=== Exercise materials ===

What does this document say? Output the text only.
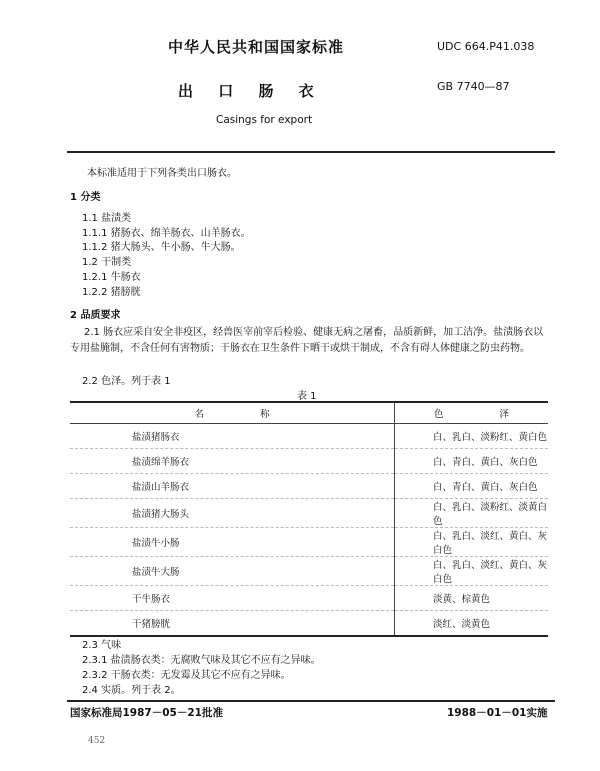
中华人民共和国国家标准	UDC 664.P41.038
出 口 肠 衣	GB 7740—87
Casings for export
本标准适用于下列各类出口肠衣。
1 分类
1.1 盐渍类
1.1.1 猪肠衣、绵羊肠衣、山羊肠衣。
1.1.2 猪大肠头、牛小肠、牛大肠。
1.2 干制类
1.2.1 牛肠衣
1.2.2 猪膀胱
2 品质要求
2.1 肠衣应采自安全非疫区，经兽医宰前宰后检验、健康无病之屠畜，品质新鲜，加工洁净。盐渍肠衣以专用盐腌制，不含任何有害物质；干肠衣在卫生条件下晒干或烘干制成，不含有碍人体健康之防虫药物。
2.2 色泽。列于表 1
表 1
名 称	色 泽
盐渍猪肠衣	白、乳白、淡粉红、黄白色
盐渍绵羊肠衣	白、青白、黄白、灰白色
盐渍山羊肠衣	白、青白、黄白、灰白色
盐渍猪大肠头	白、乳白、淡粉红、淡黄白色
盐渍牛小肠	白、乳白、淡红、黄白、灰白色
盐渍牛大肠	白、乳白、淡红、黄白、灰白色
干牛肠衣	淡黄、棕黄色
干猪膀胱	淡红、淡黄色
2.3 气味
2.3.1 盐渍肠衣类：无腐败气味及其它不应有之异味。
2.3.2 干肠衣类：无发霉及其它不应有之异味。
2.4 实质。列于表 2。
国家标准局1987－05－21批准	1988－01－01实施
452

===

▸ **Directions for this task**
Omit every image. Quote each record exactly.

▸ **Exercise output**
What does this document say? Output the text only.
中华人民共和国国家标准	UDC 664.P41.038
出 口 肠 衣	GB 7740—87
Casings for export
本标准适用于下列各类出口肠衣。
1 分类
1.1 盐渍类
1.1.1 猪肠衣、绵羊肠衣、山羊肠衣。
1.1.2 猪大肠头、牛小肠、牛大肠。
1.2 干制类
1.2.1 牛肠衣
1.2.2 猪膀胱
2 品质要求
2.1 肠衣应采自安全非疫区，经兽医宰前宰后检验、健康无病之屠畜，品质新鲜，加工洁净。盐渍肠衣以专用盐腌制，不含任何有害物质；干肠衣在卫生条件下晒干或烘干制成，不含有碍人体健康之防虫药物。
2.2 色泽。列于表 1
表 1
名 称	色 泽
盐渍猪肠衣	白、乳白、淡粉红、黄白色
盐渍绵羊肠衣	白、青白、黄白、灰白色
盐渍山羊肠衣	白、青白、黄白、灰白色
盐渍猪大肠头	白、乳白、淡粉红、淡黄白色
盐渍牛小肠	白、乳白、淡红、黄白、灰白色
盐渍牛大肠	白、乳白、淡红、黄白、灰白色
干牛肠衣	淡黄、棕黄色
干猪膀胱	淡红、淡黄色
2.3 气味
2.3.1 盐渍肠衣类：无腐败气味及其它不应有之异味。
2.3.2 干肠衣类：无发霉及其它不应有之异味。
2.4 实质。列于表 2。
国家标准局1987－05－21批准	1988－01－01实施
452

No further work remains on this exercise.